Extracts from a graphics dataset
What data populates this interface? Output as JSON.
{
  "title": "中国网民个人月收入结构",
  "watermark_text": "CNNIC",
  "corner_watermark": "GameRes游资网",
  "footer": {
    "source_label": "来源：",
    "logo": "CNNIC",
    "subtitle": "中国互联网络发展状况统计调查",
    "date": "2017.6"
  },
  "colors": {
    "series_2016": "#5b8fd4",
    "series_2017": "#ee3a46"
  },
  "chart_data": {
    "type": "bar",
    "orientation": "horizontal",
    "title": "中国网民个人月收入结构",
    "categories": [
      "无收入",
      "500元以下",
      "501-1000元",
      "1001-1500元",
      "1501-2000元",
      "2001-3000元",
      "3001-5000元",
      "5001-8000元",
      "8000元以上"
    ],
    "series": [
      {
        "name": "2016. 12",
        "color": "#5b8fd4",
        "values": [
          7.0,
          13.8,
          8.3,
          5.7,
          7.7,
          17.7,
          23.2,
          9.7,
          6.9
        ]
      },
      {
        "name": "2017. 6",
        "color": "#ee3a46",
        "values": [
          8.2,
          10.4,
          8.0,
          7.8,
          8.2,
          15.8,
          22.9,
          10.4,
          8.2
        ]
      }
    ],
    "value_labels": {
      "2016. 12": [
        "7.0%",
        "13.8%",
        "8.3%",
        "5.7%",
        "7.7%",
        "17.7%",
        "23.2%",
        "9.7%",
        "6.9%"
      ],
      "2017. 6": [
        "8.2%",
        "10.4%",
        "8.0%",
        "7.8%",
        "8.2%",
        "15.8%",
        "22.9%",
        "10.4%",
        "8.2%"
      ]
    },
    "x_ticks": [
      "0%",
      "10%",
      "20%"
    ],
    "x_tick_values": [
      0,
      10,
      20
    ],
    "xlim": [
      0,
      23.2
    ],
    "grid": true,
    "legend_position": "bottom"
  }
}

== TASK GOAL ==
Reproduce all the records precisely.

== WRITTEN SOLUTION ==
What data populates this interface? Output as JSON.
{
  "title": "中国网民个人月收入结构",
  "watermark_text": "CNNIC",
  "corner_watermark": "GameRes游资网",
  "footer": {
    "source_label": "来源：",
    "logo": "CNNIC",
    "subtitle": "中国互联网络发展状况统计调查",
    "date": "2017.6"
  },
  "colors": {
    "series_2016": "#5b8fd4",
    "series_2017": "#ee3a46"
  },
  "chart_data": {
    "type": "bar",
    "orientation": "horizontal",
    "title": "中国网民个人月收入结构",
    "categories": [
      "无收入",
      "500元以下",
      "501-1000元",
      "1001-1500元",
      "1501-2000元",
      "2001-3000元",
      "3001-5000元",
      "5001-8000元",
      "8000元以上"
    ],
    "series": [
      {
        "name": "2016. 12",
        "color": "#5b8fd4",
        "values": [
          7.0,
          13.8,
          8.3,
          5.7,
          7.7,
          17.7,
          23.2,
          9.7,
          6.9
        ]
      },
      {
        "name": "2017. 6",
        "color": "#ee3a46",
        "values": [
          8.2,
          10.4,
          8.0,
          7.8,
          8.2,
          15.8,
          22.9,
          10.4,
          8.2
        ]
      }
    ],
    "value_labels": {
      "2016. 12": [
        "7.0%",
        "13.8%",
        "8.3%",
        "5.7%",
        "7.7%",
        "17.7%",
        "23.2%",
        "9.7%",
        "6.9%"
      ],
      "2017. 6": [
        "8.2%",
        "10.4%",
        "8.0%",
        "7.8%",
        "8.2%",
        "15.8%",
        "22.9%",
        "10.4%",
        "8.2%"
      ]
    },
    "x_ticks": [
      "0%",
      "10%",
      "20%"
    ],
    "x_tick_values": [
      0,
      10,
      20
    ],
    "xlim": [
      0,
      23.2
    ],
    "grid": true,
    "legend_position": "bottom"
  }
}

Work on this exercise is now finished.